Pick out all lines in the listing holding the string "Option" and copy them.

§ **Entries**
┌──
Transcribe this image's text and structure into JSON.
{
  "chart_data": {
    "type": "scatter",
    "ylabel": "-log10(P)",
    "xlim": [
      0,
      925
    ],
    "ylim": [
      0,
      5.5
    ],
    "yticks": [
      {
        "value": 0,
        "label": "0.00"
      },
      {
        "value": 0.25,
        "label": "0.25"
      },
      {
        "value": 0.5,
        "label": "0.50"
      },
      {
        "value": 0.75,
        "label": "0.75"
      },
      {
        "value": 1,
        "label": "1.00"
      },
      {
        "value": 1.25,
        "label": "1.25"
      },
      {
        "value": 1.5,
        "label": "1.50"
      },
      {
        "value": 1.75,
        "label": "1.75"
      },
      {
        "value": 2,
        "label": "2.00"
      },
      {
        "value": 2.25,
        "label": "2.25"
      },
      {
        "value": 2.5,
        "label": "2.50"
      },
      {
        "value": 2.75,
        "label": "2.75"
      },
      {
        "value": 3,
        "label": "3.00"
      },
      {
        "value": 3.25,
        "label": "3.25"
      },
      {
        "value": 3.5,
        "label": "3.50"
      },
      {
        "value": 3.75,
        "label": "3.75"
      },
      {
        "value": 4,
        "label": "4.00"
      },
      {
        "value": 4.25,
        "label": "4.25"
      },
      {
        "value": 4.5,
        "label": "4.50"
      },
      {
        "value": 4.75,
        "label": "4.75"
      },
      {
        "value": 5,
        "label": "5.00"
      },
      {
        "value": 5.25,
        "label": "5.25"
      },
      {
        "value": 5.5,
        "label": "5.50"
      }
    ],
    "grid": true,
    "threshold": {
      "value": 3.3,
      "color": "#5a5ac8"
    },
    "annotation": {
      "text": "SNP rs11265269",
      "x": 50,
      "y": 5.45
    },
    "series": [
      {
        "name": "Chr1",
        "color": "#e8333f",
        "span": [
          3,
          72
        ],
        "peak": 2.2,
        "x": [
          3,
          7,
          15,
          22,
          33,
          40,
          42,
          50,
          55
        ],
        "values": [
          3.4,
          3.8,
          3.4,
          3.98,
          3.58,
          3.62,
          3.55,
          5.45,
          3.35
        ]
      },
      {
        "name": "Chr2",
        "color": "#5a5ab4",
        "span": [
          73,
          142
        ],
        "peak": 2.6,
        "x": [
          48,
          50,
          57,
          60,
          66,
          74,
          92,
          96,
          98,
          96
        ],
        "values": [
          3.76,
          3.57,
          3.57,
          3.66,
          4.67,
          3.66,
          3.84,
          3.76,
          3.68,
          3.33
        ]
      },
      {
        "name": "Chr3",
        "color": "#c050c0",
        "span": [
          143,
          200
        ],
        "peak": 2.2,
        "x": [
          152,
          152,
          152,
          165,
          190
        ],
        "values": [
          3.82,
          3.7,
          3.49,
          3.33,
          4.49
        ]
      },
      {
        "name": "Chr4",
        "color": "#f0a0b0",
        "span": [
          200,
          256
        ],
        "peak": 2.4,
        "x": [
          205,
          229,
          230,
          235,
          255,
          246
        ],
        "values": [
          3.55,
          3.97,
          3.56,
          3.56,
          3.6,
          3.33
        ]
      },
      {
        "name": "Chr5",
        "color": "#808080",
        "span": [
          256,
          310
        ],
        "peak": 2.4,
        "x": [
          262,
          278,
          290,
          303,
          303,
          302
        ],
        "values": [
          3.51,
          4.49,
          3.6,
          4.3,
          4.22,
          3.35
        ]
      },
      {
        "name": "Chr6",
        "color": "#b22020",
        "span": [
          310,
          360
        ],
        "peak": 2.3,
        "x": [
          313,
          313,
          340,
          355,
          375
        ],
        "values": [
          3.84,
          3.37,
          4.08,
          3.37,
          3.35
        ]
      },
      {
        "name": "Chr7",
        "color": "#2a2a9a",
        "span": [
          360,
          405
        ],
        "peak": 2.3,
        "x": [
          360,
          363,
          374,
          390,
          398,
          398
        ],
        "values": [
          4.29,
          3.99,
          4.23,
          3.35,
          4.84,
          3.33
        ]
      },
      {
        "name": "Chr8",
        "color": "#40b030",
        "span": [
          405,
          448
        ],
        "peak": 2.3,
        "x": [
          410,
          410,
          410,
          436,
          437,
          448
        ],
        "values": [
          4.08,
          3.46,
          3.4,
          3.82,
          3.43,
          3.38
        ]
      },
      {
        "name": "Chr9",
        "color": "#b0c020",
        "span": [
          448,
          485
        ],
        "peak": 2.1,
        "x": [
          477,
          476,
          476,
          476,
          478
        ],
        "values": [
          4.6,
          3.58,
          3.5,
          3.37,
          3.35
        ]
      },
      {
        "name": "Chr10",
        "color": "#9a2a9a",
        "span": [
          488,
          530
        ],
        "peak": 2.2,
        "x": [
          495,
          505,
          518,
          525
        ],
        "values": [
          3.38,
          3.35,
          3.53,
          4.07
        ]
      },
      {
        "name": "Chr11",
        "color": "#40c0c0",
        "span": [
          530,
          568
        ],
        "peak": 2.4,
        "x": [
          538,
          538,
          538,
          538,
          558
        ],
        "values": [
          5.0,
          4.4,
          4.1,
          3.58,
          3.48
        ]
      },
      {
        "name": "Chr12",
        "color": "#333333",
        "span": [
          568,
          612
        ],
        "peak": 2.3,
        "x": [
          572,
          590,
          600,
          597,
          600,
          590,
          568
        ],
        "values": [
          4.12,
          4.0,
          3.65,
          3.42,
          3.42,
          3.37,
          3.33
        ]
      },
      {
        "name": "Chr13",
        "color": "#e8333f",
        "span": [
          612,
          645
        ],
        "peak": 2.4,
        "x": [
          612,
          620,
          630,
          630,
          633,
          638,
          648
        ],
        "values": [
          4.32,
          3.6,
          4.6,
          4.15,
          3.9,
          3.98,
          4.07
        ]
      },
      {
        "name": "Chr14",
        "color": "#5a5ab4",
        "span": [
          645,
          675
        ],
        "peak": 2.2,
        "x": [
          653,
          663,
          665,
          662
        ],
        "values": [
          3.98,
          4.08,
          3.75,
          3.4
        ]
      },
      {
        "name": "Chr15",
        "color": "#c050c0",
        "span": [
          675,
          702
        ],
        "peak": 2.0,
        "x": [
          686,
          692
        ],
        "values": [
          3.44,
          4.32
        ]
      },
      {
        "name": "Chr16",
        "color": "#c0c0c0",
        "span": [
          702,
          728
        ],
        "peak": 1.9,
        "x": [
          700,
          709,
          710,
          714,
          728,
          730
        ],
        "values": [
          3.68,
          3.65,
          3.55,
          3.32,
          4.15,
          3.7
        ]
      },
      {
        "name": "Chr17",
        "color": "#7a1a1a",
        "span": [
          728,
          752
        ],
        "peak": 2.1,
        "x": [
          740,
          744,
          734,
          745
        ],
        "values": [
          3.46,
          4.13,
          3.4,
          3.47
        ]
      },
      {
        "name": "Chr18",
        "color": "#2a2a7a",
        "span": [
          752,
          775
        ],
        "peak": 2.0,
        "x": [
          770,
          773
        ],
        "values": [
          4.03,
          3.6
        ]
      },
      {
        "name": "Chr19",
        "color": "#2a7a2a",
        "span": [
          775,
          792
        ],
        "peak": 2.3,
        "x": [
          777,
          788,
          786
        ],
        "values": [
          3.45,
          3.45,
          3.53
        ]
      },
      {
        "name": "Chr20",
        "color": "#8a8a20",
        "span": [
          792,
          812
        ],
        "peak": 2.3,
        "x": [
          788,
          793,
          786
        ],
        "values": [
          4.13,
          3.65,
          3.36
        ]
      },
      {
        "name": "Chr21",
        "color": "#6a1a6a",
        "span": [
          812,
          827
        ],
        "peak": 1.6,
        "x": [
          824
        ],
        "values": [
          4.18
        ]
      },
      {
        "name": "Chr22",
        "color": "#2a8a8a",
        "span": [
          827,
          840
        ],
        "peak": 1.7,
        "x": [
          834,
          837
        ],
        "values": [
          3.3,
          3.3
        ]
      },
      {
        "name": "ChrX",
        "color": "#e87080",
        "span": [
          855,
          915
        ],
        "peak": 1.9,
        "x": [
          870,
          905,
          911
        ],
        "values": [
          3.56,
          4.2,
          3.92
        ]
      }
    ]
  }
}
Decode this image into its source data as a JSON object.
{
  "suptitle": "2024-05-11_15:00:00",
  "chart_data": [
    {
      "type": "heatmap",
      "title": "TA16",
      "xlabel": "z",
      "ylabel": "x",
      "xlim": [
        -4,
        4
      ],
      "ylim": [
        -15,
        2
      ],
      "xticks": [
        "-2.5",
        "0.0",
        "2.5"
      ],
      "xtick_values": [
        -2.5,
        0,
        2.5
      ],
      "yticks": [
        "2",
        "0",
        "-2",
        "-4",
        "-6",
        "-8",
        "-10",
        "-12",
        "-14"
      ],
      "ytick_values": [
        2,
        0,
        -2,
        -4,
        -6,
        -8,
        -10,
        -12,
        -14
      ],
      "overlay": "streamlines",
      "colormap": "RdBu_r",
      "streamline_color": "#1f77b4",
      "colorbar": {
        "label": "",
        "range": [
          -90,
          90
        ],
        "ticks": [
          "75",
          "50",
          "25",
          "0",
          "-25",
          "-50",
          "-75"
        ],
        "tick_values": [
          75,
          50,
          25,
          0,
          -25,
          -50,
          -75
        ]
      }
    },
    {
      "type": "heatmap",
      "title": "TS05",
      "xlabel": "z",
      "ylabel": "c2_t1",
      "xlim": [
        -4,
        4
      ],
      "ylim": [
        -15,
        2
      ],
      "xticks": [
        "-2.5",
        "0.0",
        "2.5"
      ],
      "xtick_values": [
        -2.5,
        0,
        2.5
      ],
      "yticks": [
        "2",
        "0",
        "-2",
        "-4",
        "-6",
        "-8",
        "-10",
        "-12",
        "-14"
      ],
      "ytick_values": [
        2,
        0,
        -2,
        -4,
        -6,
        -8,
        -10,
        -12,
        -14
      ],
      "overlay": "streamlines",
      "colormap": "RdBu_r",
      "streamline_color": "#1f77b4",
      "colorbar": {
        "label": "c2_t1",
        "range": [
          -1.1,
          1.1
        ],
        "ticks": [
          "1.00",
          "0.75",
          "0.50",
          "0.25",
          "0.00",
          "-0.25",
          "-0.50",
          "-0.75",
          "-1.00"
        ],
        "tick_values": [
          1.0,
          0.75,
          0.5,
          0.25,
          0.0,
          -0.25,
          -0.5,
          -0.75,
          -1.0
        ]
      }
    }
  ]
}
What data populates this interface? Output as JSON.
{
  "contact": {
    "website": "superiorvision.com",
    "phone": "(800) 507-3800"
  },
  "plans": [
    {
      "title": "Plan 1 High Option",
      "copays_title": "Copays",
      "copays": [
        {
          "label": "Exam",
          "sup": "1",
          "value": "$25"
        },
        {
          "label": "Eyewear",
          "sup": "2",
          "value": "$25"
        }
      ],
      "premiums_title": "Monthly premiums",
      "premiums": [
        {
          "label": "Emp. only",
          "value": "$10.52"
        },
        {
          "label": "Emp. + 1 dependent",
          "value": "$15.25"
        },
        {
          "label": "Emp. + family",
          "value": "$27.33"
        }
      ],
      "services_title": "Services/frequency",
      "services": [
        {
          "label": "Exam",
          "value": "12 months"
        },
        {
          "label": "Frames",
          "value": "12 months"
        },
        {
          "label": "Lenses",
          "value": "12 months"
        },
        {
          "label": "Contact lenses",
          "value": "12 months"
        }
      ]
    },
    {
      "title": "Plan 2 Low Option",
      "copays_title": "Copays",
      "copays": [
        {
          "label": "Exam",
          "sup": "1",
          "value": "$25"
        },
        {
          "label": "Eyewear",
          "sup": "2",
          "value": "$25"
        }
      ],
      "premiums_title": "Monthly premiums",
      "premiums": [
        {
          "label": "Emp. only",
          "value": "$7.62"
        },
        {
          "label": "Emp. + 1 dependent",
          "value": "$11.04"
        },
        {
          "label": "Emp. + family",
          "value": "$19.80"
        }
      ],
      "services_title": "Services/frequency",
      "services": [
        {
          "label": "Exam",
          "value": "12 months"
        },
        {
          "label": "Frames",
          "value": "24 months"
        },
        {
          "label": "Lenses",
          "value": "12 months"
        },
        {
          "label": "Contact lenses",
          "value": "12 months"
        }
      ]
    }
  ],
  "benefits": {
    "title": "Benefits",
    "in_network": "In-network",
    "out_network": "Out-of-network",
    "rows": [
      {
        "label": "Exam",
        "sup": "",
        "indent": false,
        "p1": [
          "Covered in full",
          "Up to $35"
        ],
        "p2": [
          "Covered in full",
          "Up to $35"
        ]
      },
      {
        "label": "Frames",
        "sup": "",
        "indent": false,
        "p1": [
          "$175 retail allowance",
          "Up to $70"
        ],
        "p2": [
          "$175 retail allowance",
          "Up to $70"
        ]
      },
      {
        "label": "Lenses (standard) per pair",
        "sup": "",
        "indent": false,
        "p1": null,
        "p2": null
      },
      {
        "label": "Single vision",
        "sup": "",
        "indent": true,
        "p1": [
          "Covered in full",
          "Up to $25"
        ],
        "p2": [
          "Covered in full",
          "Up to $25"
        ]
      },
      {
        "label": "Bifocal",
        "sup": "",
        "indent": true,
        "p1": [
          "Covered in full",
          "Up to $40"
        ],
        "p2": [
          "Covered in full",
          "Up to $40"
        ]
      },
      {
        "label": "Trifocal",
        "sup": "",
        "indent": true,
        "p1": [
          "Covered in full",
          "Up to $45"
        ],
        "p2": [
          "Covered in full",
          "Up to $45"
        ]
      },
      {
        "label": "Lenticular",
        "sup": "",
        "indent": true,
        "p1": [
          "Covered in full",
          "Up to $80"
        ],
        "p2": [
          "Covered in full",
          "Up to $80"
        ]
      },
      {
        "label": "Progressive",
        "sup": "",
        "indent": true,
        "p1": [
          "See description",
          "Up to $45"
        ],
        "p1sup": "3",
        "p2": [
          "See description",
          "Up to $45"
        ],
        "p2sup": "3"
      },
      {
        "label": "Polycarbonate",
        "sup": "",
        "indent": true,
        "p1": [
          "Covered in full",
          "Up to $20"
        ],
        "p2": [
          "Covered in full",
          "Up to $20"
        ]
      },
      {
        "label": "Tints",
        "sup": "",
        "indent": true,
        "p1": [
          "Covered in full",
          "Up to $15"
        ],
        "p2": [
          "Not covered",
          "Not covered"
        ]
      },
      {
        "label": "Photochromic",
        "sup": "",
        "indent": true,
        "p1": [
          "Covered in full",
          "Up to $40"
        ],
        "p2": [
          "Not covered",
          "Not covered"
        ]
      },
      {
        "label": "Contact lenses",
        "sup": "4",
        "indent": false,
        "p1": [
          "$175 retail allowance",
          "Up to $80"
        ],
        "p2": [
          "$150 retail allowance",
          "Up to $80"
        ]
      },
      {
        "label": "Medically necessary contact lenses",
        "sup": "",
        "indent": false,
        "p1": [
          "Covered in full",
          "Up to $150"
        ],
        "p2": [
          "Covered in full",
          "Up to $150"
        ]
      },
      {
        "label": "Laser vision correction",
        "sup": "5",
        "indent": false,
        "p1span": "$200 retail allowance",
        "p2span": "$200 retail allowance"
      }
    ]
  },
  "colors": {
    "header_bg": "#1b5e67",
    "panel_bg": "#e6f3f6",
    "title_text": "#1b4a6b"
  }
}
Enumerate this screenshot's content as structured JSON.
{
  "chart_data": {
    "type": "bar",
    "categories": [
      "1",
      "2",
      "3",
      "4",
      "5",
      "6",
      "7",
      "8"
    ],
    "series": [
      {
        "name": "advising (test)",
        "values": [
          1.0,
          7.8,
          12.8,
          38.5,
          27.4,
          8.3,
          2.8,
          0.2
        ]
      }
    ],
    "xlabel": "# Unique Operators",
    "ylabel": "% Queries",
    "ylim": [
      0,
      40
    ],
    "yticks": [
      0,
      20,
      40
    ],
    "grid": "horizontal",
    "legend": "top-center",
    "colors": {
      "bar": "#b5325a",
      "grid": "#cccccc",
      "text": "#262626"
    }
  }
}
└──
§ **Written answer**
      "title": "Plan 1 High Option",
      "title": "Plan 2 Low Option",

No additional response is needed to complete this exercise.